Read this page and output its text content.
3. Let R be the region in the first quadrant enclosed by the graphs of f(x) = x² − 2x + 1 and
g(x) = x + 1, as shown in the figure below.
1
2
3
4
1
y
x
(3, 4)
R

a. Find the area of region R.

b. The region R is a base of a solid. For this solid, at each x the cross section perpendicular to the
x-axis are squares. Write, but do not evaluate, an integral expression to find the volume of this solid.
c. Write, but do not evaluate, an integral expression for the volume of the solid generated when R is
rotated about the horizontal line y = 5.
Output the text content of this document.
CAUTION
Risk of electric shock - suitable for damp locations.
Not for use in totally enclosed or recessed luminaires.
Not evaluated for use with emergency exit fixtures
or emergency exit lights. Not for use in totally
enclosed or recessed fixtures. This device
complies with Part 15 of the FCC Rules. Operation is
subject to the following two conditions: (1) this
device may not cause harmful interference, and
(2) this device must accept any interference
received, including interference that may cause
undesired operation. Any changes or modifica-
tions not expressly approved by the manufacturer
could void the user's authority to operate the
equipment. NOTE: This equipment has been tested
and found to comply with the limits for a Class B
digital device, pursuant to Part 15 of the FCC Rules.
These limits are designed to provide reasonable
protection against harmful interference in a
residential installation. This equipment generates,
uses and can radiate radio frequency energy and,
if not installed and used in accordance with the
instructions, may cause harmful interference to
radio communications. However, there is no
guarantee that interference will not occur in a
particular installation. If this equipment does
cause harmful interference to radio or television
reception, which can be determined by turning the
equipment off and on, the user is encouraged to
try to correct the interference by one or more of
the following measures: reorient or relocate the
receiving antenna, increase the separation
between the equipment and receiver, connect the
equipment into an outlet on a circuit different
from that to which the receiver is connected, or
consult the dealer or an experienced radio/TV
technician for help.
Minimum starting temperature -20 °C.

◇ ◇ ◇

# TASK TO CARRY OUT:
Copy out the full listing exactly.

# WRITTEN RESPONSE:
Read this page and output its text content.
3. Let R be the region in the first quadrant enclosed by the graphs of f(x) = x² − 2x + 1 and
g(x) = x + 1, as shown in the figure below.
1
2
3
4
1
y
x
(3, 4)
R

a. Find the area of region R.

b. The region R is a base of a solid. For this solid, at each x the cross section perpendicular to the
x-axis are squares. Write, but do not evaluate, an integral expression to find the volume of this solid.
c. Write, but do not evaluate, an integral expression for the volume of the solid generated when R is
rotated about the horizontal line y = 5.
Output the text content of this document.
CAUTION
Risk of electric shock - suitable for damp locations.
Not for use in totally enclosed or recessed luminaires.
Not evaluated for use with emergency exit fixtures
or emergency exit lights. Not for use in totally
enclosed or recessed fixtures. This device
complies with Part 15 of the FCC Rules. Operation is
subject to the following two conditions: (1) this
device may not cause harmful interference, and
(2) this device must accept any interference
received, including interference that may cause
undesired operation. Any changes or modifica-
tions not expressly approved by the manufacturer
could void the user's authority to operate the
equipment. NOTE: This equipment has been tested
and found to comply with the limits for a Class B
digital device, pursuant to Part 15 of the FCC Rules.
These limits are designed to provide reasonable
protection against harmful interference in a
residential installation. This equipment generates,
uses and can radiate radio frequency energy and,
if not installed and used in accordance with the
instructions, may cause harmful interference to
radio communications. However, there is no
guarantee that interference will not occur in a
particular installation. If this equipment does
cause harmful interference to radio or television
reception, which can be determined by turning the
equipment off and on, the user is encouraged to
try to correct the interference by one or more of
the following measures: reorient or relocate the
receiving antenna, increase the separation
between the equipment and receiver, connect the
equipment into an outlet on a circuit different
from that to which the receiver is connected, or
consult the dealer or an experienced radio/TV
technician for help.
Minimum starting temperature -20 °C.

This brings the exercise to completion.